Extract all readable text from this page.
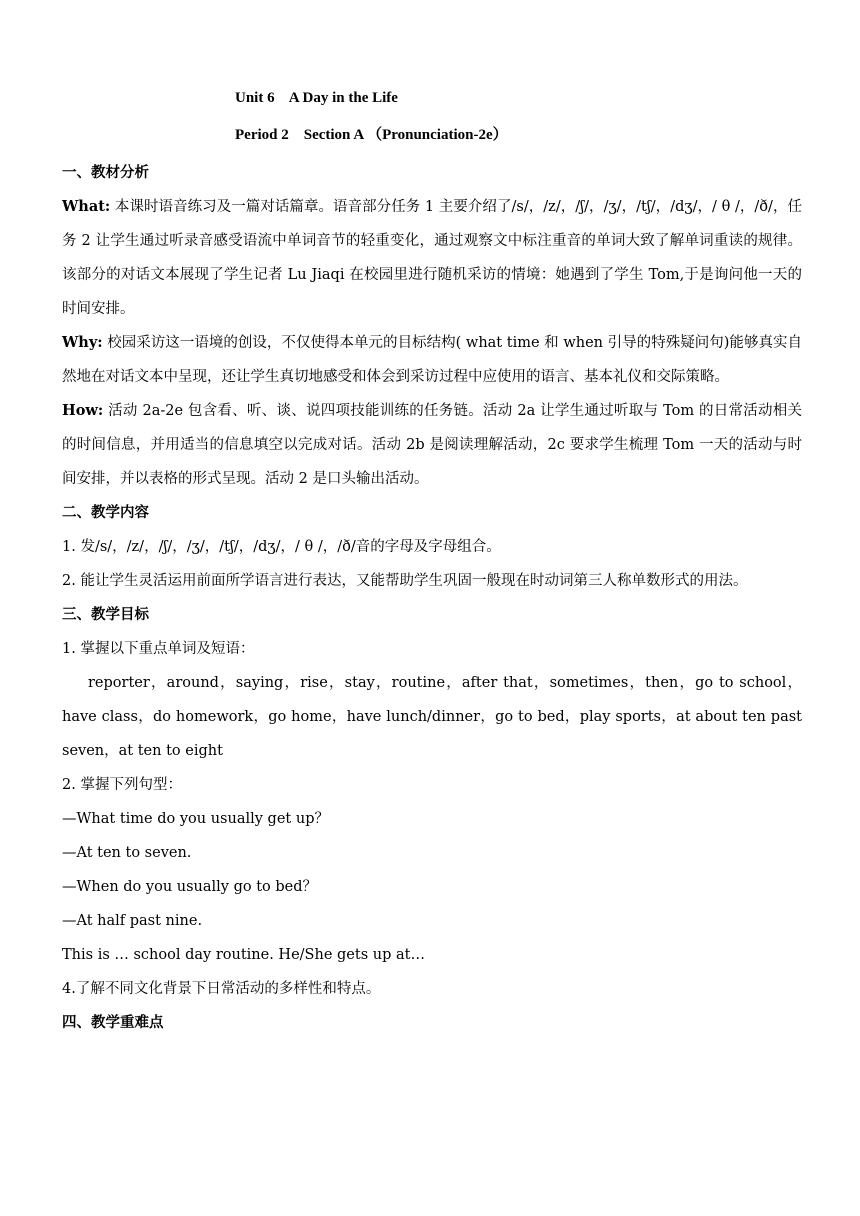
Unit 6    A Day in the Life
Period 2    Section A （Pronunciation-2e）
一、教材分析

What: 本课时语音练习及一篇对话篇章。语音部分任务 1 主要介绍了/s/，/z/，/ʃ/，/ʒ/，/tʃ/，/dʒ/，/ θ /，/ð/，任务 2 让学生通过听录音感受语流中单词音节的轻重变化，通过观察文中标注重音的单词大致了解单词重读的规律。该部分的对话文本展现了学生记者 Lu Jiaqi 在校园里进行随机采访的情境：她遇到了学生 Tom,于是询问他一天的时间安排。

Why: 校园采访这一语境的创设，不仅使得本单元的目标结构( what time 和 when 引导的特殊疑问句)能够真实自然地在对话文本中呈现，还让学生真切地感受和体会到采访过程中应使用的语言、基本礼仪和交际策略。

How: 活动 2a-2e 包含看、听、谈、说四项技能训练的任务链。活动 2a 让学生通过听取与 Tom 的日常活动相关的时间信息，并用适当的信息填空以完成对话。活动 2b 是阅读理解活动，2c 要求学生梳理 Tom 一天的活动与时间安排，并以表格的形式呈现。活动 2 是口头输出活动。

二、教学内容

1. 发/s/，/z/，/ʃ/，/ʒ/，/tʃ/，/dʒ/，/ θ /，/ð/音的字母及字母组合。

2. 能让学生灵活运用前面所学语言进行表达，又能帮助学生巩固一般现在时动词第三人称单数形式的用法。

三、教学目标

1. 掌握以下重点单词及短语：

reporter，around，saying，rise，stay，routine，after that，sometimes，then，go to school，have class，do homework，go home，have lunch/dinner，go to bed，play sports，at about ten past seven，at ten to eight

2. 掌握下列句型：

—What time do you usually get up？

—At ten to seven.

—When do you usually go to bed？

—At half past nine.

This is … school day routine. He/She gets up at…

4.了解不同文化背景下日常活动的多样性和特点。

四、教学重难点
-- -- --
• **Aim of the exercise**: Check each line of the data above for the word "school", then state how many lines have it. Give the number alone.

• **Solution for this task**: 2